● **Task inputs**:
+--
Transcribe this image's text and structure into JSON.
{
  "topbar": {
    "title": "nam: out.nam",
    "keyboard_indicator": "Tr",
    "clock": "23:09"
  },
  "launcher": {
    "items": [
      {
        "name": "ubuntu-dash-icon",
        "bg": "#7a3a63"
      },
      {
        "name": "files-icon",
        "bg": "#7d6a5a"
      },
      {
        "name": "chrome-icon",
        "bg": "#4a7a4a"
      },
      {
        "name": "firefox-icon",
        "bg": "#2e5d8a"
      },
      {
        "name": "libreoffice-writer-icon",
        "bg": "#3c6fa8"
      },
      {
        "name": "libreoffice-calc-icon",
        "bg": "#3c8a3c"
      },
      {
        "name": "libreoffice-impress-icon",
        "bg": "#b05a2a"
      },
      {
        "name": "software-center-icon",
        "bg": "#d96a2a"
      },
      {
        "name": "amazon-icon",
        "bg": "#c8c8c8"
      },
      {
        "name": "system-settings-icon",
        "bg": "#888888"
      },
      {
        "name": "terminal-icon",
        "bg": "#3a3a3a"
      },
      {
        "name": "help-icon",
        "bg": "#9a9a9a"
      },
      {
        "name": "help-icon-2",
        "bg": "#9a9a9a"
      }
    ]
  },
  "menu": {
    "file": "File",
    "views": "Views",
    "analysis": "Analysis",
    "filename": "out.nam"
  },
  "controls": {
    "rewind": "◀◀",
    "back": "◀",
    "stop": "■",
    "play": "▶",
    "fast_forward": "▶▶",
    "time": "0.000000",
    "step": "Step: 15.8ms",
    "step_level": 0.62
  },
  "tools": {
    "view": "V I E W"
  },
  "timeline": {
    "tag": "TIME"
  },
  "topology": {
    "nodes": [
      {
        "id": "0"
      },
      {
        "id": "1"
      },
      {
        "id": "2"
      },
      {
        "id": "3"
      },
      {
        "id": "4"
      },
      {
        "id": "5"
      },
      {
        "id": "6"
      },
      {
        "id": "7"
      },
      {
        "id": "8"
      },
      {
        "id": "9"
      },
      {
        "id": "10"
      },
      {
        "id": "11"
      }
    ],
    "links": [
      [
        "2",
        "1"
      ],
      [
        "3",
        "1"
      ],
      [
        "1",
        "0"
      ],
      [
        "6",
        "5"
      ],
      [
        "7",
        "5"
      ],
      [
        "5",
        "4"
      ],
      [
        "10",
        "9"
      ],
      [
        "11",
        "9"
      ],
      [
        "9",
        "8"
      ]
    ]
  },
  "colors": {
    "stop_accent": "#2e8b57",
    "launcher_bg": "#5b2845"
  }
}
+--
● **Task to carry out**: Please output the complete data exactly.

● **Correct output**:
Transcribe this image's text and structure into JSON.
{
  "topbar": {
    "title": "nam: out.nam",
    "keyboard_indicator": "Tr",
    "clock": "23:09"
  },
  "launcher": {
    "items": [
      {
        "name": "ubuntu-dash-icon",
        "bg": "#7a3a63"
      },
      {
        "name": "files-icon",
        "bg": "#7d6a5a"
      },
      {
        "name": "chrome-icon",
        "bg": "#4a7a4a"
      },
      {
        "name": "firefox-icon",
        "bg": "#2e5d8a"
      },
      {
        "name": "libreoffice-writer-icon",
        "bg": "#3c6fa8"
      },
      {
        "name": "libreoffice-calc-icon",
        "bg": "#3c8a3c"
      },
      {
        "name": "libreoffice-impress-icon",
        "bg": "#b05a2a"
      },
      {
        "name": "software-center-icon",
        "bg": "#d96a2a"
      },
      {
        "name": "amazon-icon",
        "bg": "#c8c8c8"
      },
      {
        "name": "system-settings-icon",
        "bg": "#888888"
      },
      {
        "name": "terminal-icon",
        "bg": "#3a3a3a"
      },
      {
        "name": "help-icon",
        "bg": "#9a9a9a"
      },
      {
        "name": "help-icon-2",
        "bg": "#9a9a9a"
      }
    ]
  },
  "menu": {
    "file": "File",
    "views": "Views",
    "analysis": "Analysis",
    "filename": "out.nam"
  },
  "controls": {
    "rewind": "◀◀",
    "back": "◀",
    "stop": "■",
    "play": "▶",
    "fast_forward": "▶▶",
    "time": "0.000000",
    "step": "Step: 15.8ms",
    "step_level": 0.62
  },
  "tools": {
    "view": "V I E W"
  },
  "timeline": {
    "tag": "TIME"
  },
  "topology": {
    "nodes": [
      {
        "id": "0"
      },
      {
        "id": "1"
      },
      {
        "id": "2"
      },
      {
        "id": "3"
      },
      {
        "id": "4"
      },
      {
        "id": "5"
      },
      {
        "id": "6"
      },
      {
        "id": "7"
      },
      {
        "id": "8"
      },
      {
        "id": "9"
      },
      {
        "id": "10"
      },
      {
        "id": "11"
      }
    ],
    "links": [
      [
        "2",
        "1"
      ],
      [
        "3",
        "1"
      ],
      [
        "1",
        "0"
      ],
      [
        "6",
        "5"
      ],
      [
        "7",
        "5"
      ],
      [
        "5",
        "4"
      ],
      [
        "10",
        "9"
      ],
      [
        "11",
        "9"
      ],
      [
        "9",
        "8"
      ]
    ]
  },
  "colors": {
    "stop_accent": "#2e8b57",
    "launcher_bg": "#5b2845"
  }
}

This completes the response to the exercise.